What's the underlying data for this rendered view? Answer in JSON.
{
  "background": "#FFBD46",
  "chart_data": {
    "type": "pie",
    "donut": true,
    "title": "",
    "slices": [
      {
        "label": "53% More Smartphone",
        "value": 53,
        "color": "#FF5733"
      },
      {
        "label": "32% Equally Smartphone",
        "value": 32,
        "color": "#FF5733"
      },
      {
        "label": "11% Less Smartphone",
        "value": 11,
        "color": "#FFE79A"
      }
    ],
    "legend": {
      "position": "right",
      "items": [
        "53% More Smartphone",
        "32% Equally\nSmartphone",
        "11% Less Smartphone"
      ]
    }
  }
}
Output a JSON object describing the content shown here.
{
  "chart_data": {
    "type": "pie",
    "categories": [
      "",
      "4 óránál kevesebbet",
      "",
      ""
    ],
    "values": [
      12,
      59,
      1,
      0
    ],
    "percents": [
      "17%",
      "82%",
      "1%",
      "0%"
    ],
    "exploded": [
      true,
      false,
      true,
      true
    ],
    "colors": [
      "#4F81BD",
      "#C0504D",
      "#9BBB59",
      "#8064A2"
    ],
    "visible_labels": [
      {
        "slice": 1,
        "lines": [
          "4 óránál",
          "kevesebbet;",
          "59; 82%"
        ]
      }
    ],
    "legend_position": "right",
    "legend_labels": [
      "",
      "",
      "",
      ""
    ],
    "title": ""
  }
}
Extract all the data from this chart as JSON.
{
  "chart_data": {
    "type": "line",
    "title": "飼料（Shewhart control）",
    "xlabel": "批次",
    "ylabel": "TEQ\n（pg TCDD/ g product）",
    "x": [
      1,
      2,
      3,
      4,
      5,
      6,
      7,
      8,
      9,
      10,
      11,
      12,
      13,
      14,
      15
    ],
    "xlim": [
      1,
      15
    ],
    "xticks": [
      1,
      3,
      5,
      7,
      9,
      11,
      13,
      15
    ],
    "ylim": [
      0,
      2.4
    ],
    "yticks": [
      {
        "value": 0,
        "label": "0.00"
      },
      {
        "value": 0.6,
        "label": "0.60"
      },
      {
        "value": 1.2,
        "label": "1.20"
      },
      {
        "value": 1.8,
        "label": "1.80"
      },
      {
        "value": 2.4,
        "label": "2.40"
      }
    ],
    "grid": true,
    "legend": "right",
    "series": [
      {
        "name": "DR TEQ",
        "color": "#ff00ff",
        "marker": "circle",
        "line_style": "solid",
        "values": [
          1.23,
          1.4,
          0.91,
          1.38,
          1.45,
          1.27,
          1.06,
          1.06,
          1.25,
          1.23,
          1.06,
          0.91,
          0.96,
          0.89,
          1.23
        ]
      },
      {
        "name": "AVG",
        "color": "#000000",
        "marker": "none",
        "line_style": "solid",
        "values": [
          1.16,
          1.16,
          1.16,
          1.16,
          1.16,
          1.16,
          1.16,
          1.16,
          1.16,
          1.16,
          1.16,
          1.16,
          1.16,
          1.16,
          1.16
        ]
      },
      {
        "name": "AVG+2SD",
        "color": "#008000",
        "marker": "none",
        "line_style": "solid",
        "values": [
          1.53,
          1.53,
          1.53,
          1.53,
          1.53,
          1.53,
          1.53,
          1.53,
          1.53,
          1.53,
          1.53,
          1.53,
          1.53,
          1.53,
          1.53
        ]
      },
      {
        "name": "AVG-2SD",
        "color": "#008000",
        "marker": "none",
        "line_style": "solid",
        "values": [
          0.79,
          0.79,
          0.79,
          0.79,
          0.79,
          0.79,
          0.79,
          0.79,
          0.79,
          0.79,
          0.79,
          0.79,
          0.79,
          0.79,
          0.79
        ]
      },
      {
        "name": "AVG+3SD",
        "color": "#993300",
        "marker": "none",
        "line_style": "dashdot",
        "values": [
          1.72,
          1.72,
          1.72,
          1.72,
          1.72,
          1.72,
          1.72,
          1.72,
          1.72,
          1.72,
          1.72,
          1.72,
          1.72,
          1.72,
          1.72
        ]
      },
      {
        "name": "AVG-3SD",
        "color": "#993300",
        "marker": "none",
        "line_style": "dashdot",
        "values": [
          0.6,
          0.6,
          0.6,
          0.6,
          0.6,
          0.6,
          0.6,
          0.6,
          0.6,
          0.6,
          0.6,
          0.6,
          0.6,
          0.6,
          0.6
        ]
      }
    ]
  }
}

What to do » Copy all lines from the material that hold "name".

Answer for the task »
        "name": "DR TEQ",
        "name": "AVG",
        "name": "AVG+2SD",
        "name": "AVG-2SD",
        "name": "AVG+3SD",
        "name": "AVG-3SD",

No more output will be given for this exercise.